> **Written request**
Tally the lines in the items below that contain the string "diagram", with case counting, and give only the number.

++++++

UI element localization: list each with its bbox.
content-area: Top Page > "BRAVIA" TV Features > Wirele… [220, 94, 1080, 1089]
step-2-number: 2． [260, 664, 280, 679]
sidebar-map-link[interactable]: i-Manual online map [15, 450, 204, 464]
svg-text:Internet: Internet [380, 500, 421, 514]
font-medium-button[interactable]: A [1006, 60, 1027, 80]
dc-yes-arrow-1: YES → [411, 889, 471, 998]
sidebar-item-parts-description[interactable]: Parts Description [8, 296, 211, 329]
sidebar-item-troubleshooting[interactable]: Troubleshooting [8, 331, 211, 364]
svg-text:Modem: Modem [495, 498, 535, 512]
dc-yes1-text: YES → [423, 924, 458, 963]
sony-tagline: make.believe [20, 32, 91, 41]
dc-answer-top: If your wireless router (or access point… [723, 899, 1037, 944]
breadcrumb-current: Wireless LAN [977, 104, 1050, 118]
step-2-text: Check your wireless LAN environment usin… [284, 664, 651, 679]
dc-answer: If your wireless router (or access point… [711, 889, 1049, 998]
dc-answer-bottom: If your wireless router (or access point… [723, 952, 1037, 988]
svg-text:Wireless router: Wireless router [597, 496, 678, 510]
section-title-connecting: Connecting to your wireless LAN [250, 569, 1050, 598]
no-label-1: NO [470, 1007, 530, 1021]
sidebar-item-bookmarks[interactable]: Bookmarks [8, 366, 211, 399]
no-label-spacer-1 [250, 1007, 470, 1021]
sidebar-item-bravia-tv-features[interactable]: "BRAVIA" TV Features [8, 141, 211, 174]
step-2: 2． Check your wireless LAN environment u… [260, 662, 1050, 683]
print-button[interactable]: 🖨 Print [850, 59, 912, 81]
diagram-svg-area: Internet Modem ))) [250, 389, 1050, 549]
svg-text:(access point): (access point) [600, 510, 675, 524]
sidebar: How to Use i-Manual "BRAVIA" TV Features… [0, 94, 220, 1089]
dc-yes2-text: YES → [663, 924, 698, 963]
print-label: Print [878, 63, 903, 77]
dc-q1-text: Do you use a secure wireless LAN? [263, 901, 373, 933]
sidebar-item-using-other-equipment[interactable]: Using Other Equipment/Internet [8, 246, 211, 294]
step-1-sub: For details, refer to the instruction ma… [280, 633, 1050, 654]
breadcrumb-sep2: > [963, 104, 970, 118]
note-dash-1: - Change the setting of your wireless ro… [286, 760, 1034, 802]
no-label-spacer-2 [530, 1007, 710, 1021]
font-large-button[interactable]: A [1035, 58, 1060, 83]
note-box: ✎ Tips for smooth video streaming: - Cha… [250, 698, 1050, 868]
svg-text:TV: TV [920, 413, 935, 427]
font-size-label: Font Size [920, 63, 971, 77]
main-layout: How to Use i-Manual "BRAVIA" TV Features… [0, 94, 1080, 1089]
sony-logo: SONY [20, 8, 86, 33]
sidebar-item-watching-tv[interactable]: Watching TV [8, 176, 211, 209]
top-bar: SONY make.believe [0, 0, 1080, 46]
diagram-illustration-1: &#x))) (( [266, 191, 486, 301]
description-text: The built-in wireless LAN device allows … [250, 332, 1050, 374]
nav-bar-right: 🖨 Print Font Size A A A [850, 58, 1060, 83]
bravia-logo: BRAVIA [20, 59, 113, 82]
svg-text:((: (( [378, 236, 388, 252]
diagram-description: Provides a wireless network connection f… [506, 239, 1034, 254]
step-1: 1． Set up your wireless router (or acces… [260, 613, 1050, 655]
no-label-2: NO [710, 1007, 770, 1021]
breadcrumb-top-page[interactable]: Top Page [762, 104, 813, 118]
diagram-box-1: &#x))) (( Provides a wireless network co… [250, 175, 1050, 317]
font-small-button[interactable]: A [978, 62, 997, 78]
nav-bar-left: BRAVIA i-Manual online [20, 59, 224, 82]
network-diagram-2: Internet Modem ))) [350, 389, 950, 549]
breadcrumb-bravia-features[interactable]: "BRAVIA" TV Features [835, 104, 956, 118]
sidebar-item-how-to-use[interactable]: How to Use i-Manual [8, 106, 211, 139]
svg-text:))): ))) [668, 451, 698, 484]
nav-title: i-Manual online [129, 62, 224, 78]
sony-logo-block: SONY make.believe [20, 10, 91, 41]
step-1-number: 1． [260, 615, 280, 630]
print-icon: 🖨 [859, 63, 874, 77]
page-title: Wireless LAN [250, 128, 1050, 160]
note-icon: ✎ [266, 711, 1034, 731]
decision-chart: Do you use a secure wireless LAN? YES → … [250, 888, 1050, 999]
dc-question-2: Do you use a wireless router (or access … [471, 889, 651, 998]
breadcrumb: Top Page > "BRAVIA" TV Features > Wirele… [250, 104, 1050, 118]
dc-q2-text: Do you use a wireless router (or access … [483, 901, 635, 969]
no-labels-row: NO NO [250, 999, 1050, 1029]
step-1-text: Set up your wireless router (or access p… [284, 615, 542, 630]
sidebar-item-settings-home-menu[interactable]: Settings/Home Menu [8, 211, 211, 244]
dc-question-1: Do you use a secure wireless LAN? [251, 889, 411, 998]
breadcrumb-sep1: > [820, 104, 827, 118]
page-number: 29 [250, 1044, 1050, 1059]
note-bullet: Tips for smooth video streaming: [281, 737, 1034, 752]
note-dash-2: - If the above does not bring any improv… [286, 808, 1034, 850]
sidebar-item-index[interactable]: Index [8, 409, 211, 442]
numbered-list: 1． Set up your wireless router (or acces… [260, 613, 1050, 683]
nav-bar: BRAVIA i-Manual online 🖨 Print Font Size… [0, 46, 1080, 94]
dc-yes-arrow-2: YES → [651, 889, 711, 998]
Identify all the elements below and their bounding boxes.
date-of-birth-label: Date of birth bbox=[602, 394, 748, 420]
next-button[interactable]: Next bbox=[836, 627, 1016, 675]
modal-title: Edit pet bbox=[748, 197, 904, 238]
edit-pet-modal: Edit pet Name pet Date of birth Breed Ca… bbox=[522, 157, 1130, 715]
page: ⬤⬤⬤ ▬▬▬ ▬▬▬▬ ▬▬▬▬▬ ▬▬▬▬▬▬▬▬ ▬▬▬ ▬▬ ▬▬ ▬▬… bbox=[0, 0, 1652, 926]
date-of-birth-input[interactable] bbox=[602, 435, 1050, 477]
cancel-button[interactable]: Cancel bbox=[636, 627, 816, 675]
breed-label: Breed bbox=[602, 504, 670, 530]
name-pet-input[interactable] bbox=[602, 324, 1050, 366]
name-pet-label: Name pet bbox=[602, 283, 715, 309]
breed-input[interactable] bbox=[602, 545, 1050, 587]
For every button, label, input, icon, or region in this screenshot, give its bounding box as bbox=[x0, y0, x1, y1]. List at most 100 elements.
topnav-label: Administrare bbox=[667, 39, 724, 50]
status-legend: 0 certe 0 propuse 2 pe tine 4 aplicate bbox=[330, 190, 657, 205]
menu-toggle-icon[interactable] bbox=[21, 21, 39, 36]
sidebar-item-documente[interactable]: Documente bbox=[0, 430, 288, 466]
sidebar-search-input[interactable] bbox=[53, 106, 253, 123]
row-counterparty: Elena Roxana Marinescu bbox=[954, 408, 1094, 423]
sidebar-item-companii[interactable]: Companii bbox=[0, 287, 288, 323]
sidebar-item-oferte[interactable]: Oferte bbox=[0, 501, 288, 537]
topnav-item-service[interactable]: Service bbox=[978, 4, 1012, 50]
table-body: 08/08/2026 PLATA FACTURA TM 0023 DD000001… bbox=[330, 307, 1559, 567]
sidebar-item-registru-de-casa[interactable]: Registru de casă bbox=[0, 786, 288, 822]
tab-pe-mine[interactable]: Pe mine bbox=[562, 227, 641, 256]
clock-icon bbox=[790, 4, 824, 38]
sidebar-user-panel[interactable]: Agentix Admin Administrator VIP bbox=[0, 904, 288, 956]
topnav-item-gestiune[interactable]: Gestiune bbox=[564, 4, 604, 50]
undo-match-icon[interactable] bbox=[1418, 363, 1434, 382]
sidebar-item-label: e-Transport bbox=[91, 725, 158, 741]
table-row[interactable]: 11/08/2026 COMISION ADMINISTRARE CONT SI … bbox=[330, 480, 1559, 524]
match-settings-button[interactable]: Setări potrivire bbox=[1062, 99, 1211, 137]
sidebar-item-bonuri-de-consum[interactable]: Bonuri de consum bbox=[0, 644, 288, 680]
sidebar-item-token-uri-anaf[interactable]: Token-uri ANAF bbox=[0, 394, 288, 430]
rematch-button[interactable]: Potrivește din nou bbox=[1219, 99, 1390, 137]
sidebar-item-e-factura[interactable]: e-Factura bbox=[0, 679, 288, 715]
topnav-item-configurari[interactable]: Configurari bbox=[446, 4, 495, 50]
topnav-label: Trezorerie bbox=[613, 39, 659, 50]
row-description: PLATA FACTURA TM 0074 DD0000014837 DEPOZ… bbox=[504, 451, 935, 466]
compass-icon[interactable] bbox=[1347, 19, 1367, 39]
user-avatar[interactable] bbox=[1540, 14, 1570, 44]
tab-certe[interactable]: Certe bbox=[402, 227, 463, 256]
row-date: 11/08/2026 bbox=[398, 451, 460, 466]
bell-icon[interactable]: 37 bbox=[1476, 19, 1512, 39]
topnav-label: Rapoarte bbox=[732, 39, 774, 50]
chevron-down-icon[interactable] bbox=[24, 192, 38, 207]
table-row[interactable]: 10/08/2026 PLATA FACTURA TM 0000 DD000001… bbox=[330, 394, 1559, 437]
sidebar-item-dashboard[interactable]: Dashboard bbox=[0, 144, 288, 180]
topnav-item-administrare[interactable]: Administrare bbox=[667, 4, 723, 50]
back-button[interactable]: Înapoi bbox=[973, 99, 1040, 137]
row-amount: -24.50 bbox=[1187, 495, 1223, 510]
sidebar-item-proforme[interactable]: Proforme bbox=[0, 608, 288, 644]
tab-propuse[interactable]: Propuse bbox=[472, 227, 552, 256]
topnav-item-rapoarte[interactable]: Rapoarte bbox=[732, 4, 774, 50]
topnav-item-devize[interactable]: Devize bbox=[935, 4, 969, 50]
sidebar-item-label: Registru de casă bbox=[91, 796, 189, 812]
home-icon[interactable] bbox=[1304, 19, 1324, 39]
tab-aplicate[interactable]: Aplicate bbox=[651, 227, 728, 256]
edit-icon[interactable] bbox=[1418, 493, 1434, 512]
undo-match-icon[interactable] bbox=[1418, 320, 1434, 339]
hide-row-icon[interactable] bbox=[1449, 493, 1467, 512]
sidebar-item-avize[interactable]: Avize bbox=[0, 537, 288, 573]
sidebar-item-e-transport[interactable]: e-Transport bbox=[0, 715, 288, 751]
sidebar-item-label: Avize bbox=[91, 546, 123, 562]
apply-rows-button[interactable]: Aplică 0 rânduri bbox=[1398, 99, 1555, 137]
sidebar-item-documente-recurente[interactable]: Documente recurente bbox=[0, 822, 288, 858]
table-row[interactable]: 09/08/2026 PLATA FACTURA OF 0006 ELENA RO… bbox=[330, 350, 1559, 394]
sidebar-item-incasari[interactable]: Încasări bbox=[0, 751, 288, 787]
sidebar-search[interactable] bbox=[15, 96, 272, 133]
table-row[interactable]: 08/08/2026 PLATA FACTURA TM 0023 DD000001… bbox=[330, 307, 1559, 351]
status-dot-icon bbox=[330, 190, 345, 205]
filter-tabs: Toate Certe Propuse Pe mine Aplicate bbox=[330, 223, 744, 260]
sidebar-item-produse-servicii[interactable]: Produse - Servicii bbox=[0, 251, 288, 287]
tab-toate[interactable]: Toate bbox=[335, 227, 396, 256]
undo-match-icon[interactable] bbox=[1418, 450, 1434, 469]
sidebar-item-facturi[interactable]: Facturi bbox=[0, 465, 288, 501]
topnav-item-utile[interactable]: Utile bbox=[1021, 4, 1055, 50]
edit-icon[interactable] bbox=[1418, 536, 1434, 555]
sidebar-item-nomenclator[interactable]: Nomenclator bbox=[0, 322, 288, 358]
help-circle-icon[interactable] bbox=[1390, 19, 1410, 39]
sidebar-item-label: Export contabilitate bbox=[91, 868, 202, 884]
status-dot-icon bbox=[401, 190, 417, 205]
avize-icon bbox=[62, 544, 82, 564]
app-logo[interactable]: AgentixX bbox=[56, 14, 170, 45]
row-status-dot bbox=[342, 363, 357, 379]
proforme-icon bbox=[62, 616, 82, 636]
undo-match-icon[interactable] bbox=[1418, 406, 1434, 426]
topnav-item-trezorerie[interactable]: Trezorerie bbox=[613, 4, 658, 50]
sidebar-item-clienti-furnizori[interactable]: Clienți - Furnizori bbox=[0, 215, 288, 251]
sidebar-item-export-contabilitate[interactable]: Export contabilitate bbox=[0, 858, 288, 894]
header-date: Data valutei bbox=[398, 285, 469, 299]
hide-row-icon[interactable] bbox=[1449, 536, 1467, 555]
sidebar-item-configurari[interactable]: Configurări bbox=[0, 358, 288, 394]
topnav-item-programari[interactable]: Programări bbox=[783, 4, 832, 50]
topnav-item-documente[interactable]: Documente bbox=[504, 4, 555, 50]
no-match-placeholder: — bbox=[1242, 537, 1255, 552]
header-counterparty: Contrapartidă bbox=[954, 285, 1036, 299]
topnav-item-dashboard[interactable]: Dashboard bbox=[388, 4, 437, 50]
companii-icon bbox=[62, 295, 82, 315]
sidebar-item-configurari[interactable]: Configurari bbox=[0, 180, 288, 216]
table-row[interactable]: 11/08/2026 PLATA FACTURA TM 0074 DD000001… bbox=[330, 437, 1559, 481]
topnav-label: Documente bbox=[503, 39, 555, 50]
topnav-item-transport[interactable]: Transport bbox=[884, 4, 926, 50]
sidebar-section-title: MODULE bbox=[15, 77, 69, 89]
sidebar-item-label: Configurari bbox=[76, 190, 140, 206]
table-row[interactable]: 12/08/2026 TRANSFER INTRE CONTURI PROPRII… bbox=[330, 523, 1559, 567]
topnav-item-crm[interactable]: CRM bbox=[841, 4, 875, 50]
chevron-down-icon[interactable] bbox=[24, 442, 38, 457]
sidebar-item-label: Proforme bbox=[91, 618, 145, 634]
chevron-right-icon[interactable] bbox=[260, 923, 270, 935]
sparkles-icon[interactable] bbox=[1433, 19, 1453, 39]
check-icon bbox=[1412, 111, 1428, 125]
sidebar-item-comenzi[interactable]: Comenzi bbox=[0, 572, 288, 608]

++++++

> **Exercise output**
5